> [Direction]: Using the listing below, select the lines with the word "content" and copy them.

[BEGIN Material supplied]

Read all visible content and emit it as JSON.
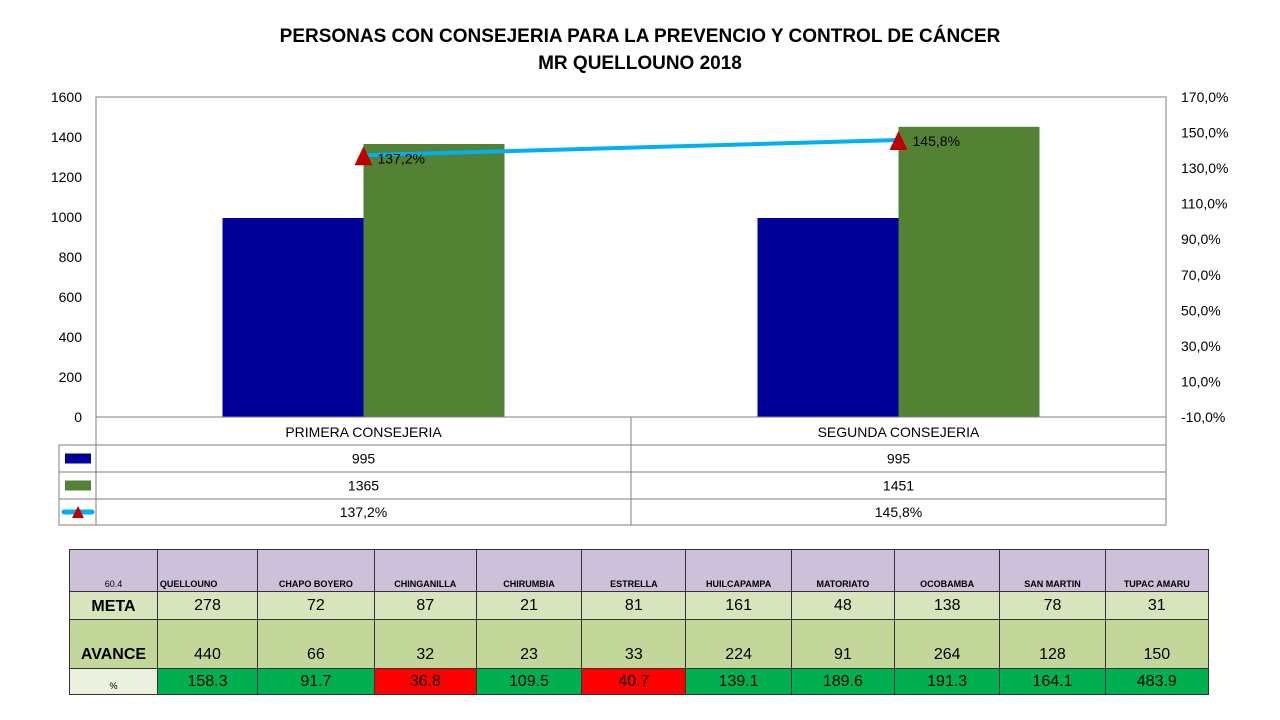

[END Material supplied]
[BEGIN Material supplied]

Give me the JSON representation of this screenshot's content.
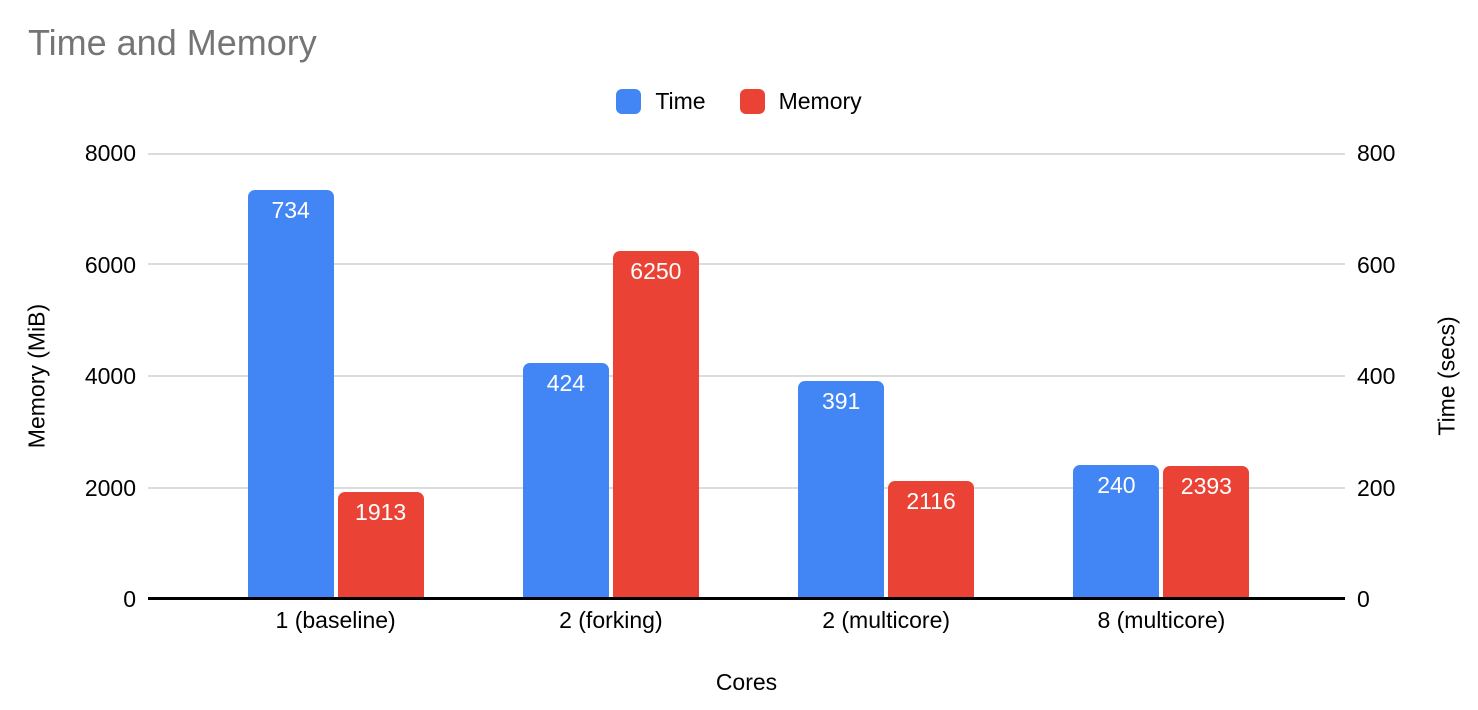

[END Material supplied]
[BEGIN Material supplied]

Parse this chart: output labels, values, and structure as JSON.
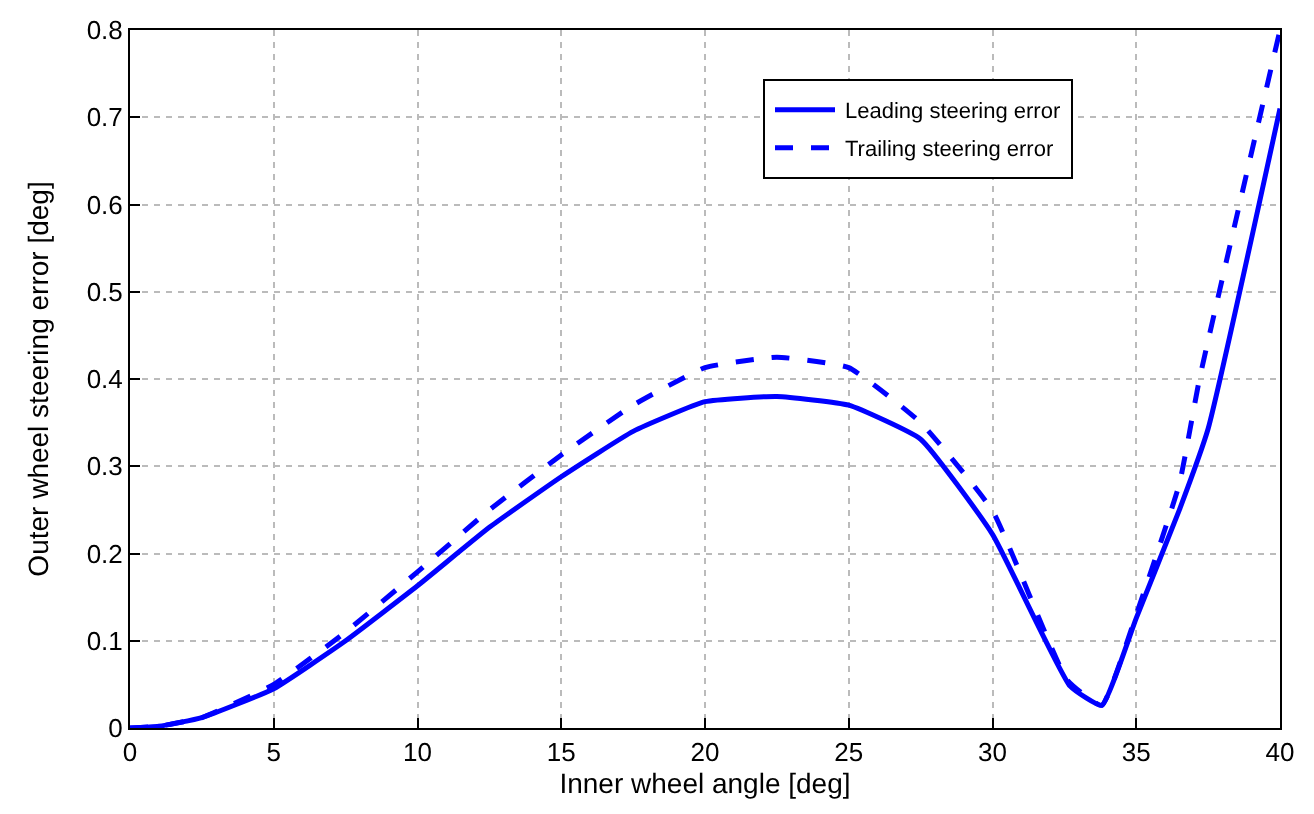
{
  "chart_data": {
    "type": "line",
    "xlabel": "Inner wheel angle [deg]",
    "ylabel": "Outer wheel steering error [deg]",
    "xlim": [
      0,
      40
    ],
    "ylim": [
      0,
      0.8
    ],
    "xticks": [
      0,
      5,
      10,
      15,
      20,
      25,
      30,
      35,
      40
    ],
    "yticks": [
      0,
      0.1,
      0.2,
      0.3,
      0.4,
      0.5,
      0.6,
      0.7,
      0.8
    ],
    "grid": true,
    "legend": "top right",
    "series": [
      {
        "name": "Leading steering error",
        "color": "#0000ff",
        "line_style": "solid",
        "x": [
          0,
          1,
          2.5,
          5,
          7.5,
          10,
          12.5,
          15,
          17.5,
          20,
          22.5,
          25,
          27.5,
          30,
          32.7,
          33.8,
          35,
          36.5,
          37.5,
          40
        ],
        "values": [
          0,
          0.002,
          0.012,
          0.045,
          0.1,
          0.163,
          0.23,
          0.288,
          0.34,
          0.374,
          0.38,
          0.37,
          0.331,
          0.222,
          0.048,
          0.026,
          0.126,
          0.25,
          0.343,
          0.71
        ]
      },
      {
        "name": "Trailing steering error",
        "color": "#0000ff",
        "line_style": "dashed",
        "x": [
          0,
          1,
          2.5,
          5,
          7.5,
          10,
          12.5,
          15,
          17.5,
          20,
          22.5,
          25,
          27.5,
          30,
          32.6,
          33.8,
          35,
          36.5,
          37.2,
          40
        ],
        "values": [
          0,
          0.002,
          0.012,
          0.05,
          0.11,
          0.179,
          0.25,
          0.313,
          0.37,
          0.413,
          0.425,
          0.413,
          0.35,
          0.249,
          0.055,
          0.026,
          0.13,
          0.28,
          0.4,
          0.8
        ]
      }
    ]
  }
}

[END Material supplied]

> [Solution for this exercise]:
Read all visible content and emit it as JSON.
Give me the JSON representation of this screenshot's content.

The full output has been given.